**Text shown**
---*---
A neuron being simple or complex lies on a continuum. Some are plain and simple, while others are complex.
Neurons only send what need to be sent.
By using interneurons to suppress other neurons with similar tunings, our spike is trying to stop redundant and ambiguous messages, to conserve energy and create clarity.
Layer five sends axons down the brain stem and onward to the spinal cord.
Layer six has corticothalamic neurons that project to the thalamus.
In all layers (except for layer one), there are corticocortical neurons that project across the cortex.
For now, we plunge down the long branch axon from layer two, down past layers four, five, and six, and into the white matter that’s the superhighway of the brain.
Review of the ventral and dorsal visual pathways.
Highway What
What a neuron in V2 likes is defined by what it’s legion of input tells it about.
The visual world is split into edges and textures.
V2 captures a common theme of our journey through the visual parts of cortex: at each step, neurons combine and transform inputs from the area we just left, creating more complex representations of the world.
V4 neurons differentiate between foreground and background.
---*---
**Dataset extract**
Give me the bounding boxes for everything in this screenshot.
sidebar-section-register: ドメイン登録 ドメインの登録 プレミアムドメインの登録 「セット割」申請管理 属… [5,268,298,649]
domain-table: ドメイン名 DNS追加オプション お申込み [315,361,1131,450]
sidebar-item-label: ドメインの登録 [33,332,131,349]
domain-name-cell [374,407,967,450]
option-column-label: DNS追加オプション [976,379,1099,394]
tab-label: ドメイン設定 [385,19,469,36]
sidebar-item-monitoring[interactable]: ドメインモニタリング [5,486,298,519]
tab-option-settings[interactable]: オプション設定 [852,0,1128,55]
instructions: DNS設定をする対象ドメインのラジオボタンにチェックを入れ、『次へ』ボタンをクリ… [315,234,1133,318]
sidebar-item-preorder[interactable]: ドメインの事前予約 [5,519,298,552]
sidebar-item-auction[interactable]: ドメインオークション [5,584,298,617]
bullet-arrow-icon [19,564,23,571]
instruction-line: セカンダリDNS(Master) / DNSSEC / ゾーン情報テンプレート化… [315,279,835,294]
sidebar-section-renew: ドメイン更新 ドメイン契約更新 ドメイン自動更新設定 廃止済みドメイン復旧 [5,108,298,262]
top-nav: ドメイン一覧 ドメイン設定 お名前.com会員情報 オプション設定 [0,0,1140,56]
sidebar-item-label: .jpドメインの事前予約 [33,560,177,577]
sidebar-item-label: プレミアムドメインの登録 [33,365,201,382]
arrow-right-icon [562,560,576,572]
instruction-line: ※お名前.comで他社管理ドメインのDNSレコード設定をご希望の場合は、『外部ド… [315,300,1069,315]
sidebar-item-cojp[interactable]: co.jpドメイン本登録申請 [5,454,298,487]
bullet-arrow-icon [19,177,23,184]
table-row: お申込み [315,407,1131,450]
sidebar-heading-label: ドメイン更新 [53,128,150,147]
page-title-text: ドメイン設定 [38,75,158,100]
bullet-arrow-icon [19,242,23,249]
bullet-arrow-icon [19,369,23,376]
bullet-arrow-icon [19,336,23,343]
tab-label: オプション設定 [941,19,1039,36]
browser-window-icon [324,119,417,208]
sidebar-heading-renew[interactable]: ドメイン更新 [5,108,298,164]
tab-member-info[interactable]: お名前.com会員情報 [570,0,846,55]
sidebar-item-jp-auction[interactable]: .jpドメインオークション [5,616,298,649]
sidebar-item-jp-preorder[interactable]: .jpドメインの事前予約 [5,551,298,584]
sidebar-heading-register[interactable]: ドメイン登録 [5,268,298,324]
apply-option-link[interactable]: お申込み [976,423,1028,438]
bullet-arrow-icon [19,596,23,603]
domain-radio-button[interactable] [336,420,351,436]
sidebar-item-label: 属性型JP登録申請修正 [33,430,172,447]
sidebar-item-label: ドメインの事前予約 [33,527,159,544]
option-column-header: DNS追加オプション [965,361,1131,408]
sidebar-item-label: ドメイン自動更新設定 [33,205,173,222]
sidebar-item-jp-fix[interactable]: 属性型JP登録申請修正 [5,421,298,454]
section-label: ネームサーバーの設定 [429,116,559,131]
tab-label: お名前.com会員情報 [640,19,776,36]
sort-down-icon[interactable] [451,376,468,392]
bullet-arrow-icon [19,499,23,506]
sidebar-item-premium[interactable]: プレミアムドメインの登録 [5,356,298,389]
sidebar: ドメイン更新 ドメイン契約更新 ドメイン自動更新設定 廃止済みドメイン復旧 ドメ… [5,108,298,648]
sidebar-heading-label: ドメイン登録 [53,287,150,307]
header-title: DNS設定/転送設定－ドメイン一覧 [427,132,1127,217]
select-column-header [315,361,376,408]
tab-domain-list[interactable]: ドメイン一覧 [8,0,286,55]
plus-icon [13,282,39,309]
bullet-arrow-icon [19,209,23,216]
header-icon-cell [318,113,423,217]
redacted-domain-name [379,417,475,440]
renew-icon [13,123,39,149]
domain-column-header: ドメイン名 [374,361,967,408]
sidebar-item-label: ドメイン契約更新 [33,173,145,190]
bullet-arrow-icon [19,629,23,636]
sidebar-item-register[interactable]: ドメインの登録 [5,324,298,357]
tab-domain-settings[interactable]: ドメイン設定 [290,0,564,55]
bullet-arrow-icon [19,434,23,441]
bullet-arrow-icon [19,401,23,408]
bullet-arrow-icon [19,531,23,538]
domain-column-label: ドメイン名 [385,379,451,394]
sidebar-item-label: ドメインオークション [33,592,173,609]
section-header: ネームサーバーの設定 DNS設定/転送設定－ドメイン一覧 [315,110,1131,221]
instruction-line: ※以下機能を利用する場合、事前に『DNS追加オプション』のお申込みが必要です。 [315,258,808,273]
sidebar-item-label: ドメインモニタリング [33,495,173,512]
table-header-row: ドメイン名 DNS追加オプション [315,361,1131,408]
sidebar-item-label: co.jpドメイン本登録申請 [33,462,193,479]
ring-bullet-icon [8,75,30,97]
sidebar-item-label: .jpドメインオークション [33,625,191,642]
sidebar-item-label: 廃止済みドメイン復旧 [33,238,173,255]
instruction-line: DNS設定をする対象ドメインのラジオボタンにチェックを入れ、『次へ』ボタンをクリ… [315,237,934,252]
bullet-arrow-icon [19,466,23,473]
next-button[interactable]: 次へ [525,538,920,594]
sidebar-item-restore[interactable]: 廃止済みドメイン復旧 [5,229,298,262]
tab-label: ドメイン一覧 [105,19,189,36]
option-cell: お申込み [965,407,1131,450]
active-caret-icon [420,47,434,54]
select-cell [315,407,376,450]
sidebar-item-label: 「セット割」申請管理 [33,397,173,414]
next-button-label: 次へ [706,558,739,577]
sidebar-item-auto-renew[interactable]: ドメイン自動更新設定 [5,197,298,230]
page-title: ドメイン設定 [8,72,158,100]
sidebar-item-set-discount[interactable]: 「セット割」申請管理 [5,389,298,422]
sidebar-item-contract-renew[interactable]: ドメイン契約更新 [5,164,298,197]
---*---
**What the task asks**
From the text on neurons and the visual cortex, extract the passage between "Review of the" and "foreground and background.", inclusive. You won't need the entries for this.

**Result**
Review of the ventral and dorsal visual pathways.
Highway What
What a neuron in V2 likes is defined by what it’s legion of input tells it about.
The visual world is split into edges and textures.
V2 captures a common theme of our journey through the visual parts of cortex: at each step, neurons combine and transform inputs from the area we just left, creating more complex representations of the world.
V4 neurons differentiate between foreground and background.